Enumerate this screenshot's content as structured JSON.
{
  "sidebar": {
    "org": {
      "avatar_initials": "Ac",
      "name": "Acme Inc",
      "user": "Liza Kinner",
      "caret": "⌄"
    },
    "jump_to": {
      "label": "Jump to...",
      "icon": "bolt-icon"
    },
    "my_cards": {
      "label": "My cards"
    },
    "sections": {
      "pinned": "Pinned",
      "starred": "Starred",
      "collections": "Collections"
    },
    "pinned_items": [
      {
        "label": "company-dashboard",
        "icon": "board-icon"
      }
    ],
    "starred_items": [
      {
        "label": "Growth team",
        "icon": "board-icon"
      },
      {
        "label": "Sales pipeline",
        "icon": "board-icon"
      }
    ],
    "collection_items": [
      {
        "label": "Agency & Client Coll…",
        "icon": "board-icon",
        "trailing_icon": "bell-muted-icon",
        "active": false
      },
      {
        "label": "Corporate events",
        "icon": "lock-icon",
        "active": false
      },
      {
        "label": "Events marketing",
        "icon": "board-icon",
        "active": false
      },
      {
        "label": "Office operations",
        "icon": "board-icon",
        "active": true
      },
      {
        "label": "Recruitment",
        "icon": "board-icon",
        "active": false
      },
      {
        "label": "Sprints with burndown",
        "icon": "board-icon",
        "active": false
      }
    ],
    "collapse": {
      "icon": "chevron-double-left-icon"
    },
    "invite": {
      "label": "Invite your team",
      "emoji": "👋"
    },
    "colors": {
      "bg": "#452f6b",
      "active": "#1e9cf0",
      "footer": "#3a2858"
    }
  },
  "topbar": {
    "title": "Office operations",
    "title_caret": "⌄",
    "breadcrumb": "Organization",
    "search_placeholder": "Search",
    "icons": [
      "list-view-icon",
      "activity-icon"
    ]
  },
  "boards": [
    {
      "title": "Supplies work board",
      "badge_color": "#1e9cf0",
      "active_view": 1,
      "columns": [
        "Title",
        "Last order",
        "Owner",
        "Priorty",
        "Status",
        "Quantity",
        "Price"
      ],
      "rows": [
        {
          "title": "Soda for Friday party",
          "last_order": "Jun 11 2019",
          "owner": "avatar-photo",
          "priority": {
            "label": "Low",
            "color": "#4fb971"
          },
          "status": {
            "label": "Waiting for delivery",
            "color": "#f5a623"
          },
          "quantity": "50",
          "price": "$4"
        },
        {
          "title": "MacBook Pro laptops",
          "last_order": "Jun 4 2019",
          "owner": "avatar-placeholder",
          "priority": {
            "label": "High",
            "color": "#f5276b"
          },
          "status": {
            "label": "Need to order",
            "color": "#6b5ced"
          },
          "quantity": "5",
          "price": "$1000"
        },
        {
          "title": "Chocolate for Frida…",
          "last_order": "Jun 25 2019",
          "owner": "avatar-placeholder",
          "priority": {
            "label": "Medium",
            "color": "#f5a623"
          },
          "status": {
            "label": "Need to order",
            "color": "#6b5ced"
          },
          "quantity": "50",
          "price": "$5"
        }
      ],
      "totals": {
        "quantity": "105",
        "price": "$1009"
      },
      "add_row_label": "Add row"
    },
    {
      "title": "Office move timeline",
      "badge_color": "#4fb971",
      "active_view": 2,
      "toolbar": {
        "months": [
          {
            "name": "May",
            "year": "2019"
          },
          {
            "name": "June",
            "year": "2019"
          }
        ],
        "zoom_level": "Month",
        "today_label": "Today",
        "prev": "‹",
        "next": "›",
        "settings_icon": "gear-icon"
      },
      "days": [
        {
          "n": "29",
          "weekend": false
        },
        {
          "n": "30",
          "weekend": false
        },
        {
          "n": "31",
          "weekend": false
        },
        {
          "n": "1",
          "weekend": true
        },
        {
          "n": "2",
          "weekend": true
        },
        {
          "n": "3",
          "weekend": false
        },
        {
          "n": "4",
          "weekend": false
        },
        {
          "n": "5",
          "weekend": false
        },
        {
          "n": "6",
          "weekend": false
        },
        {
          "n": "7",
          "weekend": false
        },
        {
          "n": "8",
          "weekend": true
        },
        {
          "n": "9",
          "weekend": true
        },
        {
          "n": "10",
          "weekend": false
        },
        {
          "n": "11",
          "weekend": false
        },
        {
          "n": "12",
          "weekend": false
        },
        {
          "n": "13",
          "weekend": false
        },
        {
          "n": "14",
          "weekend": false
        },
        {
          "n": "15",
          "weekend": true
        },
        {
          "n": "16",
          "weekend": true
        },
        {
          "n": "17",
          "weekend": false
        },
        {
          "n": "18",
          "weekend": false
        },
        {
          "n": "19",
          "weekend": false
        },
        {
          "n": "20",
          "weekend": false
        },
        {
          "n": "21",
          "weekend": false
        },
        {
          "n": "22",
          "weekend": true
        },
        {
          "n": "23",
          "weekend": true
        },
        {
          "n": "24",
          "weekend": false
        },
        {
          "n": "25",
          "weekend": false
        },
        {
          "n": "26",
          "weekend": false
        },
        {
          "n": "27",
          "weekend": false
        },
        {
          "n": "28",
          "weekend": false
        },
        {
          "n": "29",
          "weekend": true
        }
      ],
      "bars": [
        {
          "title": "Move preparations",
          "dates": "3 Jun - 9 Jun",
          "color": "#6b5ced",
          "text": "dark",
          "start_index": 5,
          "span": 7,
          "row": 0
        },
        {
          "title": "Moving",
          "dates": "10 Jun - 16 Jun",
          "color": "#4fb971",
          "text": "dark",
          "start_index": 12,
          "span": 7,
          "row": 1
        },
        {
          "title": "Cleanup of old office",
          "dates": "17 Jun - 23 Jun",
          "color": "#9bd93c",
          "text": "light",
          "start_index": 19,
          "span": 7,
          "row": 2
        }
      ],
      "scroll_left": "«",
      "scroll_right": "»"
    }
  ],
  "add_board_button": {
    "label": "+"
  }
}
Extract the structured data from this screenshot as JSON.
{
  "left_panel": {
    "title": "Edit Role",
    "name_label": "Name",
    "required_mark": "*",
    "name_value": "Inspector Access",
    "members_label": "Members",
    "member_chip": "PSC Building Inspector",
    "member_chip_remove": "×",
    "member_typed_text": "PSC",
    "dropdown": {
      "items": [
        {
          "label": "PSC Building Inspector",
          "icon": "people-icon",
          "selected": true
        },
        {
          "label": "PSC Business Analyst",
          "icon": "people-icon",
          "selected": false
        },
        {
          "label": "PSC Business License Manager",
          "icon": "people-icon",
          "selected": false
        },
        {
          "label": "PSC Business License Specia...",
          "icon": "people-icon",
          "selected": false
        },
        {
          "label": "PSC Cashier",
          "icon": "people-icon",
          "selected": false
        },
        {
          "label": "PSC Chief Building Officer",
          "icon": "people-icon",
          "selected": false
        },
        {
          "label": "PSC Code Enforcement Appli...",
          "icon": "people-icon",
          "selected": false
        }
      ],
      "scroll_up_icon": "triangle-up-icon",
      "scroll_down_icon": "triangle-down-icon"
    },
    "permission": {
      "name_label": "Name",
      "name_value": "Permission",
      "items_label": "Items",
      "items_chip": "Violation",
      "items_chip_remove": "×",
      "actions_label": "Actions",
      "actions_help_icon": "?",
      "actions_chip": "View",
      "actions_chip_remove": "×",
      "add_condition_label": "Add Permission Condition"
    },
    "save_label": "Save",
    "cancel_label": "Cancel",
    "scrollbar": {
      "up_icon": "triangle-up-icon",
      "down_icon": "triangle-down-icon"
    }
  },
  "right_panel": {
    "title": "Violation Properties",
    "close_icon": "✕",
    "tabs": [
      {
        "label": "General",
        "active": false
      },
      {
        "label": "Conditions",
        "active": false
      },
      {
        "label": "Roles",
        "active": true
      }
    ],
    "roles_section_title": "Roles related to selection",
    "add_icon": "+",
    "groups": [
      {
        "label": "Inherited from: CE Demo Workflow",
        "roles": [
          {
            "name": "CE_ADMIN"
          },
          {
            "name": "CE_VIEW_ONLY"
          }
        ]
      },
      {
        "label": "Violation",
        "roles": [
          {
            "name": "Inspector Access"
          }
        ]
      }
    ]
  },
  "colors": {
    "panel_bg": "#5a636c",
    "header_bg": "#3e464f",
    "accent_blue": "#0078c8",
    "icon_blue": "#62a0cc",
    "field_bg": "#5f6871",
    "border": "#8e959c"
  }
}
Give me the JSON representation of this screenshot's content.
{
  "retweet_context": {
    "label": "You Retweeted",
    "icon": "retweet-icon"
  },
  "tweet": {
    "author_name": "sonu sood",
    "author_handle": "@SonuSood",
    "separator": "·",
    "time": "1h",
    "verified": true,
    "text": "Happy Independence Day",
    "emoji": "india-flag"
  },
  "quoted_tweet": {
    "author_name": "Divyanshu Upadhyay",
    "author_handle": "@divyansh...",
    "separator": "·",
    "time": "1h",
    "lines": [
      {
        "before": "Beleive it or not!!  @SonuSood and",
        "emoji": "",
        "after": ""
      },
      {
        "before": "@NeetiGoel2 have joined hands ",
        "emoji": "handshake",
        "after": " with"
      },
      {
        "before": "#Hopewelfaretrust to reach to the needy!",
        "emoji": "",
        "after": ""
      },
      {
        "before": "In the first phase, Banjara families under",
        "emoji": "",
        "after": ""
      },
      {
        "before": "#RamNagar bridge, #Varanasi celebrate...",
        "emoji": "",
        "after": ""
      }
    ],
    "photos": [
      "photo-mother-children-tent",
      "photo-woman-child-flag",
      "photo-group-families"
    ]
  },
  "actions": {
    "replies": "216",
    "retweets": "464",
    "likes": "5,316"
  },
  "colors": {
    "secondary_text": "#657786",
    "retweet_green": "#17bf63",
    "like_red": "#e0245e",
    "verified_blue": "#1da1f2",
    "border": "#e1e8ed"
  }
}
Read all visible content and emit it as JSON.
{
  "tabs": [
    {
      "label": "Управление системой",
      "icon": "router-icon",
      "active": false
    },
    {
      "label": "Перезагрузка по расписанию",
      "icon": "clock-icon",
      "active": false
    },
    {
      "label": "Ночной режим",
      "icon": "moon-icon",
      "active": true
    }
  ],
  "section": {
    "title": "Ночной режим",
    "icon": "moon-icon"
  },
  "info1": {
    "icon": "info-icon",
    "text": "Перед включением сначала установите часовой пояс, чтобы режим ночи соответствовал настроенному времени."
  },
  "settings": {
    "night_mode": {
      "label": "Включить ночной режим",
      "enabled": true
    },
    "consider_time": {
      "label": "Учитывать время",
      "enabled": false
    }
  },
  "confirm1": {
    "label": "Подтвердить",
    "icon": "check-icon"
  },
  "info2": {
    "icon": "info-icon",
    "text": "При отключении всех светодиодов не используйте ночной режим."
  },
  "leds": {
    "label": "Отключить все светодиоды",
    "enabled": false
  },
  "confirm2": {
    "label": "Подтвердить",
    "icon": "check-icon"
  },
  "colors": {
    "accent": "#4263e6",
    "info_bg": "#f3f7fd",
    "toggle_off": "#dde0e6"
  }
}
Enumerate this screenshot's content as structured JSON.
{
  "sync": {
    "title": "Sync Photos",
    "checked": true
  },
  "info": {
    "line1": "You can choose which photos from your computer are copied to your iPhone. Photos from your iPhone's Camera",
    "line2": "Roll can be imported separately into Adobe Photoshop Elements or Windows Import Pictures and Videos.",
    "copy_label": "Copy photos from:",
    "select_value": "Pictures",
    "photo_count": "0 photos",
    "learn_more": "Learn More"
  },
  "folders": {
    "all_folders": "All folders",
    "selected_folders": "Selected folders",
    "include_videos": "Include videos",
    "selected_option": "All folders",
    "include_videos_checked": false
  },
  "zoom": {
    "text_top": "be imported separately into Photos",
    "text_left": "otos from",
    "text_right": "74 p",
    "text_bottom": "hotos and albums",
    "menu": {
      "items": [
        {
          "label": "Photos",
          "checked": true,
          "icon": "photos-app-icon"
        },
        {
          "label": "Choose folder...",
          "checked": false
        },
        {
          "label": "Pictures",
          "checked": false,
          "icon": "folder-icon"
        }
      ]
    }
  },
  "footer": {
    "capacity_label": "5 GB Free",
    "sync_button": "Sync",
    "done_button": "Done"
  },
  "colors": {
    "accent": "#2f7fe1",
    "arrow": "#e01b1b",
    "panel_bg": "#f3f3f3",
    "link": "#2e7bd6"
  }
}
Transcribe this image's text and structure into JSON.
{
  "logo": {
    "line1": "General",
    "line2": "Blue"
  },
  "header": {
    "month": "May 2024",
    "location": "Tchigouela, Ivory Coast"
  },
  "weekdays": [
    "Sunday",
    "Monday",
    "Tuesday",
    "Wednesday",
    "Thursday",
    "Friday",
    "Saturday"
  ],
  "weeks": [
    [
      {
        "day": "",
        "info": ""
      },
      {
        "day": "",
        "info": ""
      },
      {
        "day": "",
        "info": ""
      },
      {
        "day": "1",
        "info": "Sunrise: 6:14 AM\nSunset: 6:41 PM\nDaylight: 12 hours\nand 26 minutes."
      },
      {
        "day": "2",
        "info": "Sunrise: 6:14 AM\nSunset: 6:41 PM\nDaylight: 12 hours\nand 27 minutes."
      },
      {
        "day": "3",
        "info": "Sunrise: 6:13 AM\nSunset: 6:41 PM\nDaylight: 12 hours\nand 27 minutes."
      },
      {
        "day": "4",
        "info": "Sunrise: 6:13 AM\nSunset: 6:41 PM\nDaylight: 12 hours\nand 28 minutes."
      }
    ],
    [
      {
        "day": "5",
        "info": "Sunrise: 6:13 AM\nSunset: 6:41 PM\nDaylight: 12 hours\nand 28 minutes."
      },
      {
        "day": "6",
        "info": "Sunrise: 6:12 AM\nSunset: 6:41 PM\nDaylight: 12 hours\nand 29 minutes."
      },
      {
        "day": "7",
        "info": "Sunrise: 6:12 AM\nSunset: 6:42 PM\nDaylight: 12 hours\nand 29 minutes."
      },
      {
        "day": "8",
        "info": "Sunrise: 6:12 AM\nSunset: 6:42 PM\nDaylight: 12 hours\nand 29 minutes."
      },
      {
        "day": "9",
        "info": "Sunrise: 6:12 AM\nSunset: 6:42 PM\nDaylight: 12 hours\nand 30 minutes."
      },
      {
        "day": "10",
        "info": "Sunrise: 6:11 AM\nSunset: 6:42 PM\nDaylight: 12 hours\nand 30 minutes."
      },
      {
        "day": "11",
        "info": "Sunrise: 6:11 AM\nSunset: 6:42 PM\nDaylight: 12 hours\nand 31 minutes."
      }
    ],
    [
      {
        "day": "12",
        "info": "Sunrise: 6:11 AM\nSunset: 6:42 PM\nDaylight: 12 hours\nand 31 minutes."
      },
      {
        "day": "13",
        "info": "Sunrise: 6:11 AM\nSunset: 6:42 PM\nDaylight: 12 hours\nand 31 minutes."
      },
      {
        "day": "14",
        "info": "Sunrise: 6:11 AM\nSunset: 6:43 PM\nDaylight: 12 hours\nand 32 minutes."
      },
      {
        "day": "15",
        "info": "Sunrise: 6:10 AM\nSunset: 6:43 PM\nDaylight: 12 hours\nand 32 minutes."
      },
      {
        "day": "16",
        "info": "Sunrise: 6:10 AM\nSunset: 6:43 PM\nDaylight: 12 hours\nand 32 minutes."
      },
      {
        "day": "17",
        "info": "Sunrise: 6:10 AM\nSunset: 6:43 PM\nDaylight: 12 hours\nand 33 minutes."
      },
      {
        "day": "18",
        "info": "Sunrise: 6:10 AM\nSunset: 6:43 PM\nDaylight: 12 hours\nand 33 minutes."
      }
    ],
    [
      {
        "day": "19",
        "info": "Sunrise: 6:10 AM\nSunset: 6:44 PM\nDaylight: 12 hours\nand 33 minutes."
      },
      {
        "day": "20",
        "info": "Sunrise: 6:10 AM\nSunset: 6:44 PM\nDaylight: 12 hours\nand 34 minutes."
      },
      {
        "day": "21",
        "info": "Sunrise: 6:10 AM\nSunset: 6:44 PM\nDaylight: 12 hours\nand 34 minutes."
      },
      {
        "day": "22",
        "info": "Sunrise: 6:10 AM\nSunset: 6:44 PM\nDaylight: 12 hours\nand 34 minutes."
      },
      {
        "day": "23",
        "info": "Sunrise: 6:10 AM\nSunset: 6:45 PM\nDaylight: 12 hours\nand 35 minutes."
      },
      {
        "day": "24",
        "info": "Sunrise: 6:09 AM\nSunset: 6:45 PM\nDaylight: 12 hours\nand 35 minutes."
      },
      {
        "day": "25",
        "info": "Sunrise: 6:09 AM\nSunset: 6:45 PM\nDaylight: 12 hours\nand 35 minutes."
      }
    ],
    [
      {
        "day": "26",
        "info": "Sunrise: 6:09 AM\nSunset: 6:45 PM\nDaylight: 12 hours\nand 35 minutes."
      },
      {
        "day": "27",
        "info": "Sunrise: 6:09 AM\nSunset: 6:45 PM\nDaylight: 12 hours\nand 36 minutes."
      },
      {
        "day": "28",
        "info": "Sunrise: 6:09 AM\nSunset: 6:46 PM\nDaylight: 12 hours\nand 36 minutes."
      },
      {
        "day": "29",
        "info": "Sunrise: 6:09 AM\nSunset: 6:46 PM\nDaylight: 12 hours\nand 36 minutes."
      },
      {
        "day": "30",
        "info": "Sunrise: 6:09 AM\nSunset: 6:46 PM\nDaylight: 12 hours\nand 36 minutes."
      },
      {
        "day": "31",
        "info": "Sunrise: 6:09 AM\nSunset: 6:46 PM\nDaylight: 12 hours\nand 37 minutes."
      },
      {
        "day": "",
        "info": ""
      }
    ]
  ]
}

========

[WORK REQUIRED]: Look through the listing and extract every line with "families" in it.

[FINISHED ANSWER]:
        "before": "In the first phase, Banjara families under",
      "photo-group-families"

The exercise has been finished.